Exercise requirements: State only the number of lines that contain the string "минало".

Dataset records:
■ ■ ■ ■
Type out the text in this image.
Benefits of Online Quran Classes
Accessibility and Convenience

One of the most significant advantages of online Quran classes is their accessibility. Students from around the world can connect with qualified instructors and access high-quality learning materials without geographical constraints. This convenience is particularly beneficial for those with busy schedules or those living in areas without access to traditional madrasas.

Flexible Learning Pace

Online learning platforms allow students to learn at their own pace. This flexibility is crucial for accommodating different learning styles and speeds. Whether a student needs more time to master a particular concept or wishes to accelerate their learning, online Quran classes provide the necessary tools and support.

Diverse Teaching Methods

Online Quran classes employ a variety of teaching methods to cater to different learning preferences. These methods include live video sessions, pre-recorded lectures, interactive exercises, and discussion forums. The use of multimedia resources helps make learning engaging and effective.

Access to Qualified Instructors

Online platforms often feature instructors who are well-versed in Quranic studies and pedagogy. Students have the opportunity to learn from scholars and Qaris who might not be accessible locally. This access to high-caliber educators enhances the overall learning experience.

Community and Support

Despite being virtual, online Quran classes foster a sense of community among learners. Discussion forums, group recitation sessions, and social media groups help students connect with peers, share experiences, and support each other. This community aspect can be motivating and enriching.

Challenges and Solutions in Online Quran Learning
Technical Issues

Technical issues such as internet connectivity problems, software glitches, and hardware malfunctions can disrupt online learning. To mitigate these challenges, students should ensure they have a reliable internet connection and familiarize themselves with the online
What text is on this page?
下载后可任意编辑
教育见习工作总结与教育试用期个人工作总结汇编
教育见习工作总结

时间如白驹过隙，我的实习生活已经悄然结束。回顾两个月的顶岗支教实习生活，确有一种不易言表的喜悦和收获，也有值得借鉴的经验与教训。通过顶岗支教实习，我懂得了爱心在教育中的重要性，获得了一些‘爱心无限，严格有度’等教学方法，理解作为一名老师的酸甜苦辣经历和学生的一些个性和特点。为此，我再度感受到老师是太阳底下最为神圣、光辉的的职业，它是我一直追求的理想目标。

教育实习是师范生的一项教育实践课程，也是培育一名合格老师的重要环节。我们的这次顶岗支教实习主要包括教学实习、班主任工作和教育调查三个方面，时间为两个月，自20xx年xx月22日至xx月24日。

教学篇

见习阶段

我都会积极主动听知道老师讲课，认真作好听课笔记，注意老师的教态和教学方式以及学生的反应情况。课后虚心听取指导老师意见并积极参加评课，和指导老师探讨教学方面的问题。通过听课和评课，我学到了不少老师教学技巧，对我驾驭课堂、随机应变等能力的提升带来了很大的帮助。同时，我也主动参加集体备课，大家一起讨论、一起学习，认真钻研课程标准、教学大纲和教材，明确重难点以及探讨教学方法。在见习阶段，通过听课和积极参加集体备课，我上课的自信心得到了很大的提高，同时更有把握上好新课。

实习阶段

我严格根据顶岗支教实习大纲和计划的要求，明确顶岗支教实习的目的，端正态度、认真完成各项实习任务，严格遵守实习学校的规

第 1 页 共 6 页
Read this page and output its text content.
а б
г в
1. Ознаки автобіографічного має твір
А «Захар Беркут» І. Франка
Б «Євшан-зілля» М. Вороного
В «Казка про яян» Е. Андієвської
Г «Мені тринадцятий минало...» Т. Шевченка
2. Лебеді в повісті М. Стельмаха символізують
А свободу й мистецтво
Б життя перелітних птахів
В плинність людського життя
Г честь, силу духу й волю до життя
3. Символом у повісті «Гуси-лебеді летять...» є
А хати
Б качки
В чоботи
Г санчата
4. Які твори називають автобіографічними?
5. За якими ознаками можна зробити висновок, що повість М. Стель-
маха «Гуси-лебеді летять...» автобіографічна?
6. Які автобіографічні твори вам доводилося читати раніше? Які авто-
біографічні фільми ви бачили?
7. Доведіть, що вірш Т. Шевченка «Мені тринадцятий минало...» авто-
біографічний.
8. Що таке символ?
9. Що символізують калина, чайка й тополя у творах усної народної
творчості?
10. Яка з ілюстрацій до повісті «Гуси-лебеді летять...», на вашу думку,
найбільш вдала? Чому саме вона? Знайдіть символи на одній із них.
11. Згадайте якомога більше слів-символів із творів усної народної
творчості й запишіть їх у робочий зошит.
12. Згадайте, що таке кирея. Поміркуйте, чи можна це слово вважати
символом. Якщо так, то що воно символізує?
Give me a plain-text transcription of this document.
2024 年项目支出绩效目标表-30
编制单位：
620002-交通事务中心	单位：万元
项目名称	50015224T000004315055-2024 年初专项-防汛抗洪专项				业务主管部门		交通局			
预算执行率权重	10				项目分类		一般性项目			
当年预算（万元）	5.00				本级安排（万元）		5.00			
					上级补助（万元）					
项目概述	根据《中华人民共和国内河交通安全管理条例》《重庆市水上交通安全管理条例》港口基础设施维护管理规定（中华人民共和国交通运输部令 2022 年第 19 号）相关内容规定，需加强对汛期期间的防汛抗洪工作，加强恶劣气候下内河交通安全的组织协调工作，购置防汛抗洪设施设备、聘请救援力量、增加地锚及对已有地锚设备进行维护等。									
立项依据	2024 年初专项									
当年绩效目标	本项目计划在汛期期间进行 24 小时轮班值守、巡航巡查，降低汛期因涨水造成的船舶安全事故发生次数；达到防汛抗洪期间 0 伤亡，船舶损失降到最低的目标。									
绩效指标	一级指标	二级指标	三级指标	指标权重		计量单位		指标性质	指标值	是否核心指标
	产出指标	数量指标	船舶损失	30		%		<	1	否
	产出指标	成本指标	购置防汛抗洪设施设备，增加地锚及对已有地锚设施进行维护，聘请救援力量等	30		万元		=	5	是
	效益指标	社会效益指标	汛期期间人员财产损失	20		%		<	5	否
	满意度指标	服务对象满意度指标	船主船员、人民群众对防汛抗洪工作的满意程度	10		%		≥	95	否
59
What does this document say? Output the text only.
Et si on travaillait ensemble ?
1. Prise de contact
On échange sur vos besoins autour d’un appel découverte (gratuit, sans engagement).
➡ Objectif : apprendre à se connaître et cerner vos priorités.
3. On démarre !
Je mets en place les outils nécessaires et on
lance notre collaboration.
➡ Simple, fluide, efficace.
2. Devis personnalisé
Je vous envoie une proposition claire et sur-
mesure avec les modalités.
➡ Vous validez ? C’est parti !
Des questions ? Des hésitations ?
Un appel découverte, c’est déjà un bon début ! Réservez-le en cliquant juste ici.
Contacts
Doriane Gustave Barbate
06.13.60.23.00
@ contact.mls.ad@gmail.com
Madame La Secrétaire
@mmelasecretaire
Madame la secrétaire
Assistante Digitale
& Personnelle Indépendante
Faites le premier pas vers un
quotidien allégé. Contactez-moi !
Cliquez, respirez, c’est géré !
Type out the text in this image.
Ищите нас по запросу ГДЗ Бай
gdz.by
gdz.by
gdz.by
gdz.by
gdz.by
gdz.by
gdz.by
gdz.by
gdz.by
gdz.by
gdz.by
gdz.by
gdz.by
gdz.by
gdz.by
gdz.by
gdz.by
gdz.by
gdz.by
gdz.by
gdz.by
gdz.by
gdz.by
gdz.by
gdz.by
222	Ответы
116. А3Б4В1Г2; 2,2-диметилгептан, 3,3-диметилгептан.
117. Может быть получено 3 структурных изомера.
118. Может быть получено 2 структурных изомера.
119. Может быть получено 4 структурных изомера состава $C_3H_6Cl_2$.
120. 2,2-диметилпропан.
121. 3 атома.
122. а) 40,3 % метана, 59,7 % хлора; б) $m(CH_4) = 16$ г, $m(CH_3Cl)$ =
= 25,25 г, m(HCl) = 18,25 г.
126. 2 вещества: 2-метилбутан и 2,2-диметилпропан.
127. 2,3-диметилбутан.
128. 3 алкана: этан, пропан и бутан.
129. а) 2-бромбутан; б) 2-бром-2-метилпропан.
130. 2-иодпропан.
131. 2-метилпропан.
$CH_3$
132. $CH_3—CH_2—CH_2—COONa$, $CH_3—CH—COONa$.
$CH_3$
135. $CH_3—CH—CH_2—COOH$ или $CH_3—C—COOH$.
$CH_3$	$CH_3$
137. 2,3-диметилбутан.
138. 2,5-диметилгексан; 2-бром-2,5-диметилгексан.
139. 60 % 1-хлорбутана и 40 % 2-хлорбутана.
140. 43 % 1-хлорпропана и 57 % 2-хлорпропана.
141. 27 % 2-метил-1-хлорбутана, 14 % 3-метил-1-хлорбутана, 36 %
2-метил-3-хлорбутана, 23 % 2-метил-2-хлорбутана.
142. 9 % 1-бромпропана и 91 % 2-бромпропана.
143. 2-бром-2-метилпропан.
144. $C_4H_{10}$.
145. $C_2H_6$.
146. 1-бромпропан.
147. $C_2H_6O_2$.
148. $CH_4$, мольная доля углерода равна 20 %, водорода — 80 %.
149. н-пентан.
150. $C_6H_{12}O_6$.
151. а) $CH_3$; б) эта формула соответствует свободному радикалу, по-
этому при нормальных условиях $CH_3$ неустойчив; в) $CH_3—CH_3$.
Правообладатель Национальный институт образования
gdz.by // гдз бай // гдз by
■ ■ ■ ■
Problem solution: 2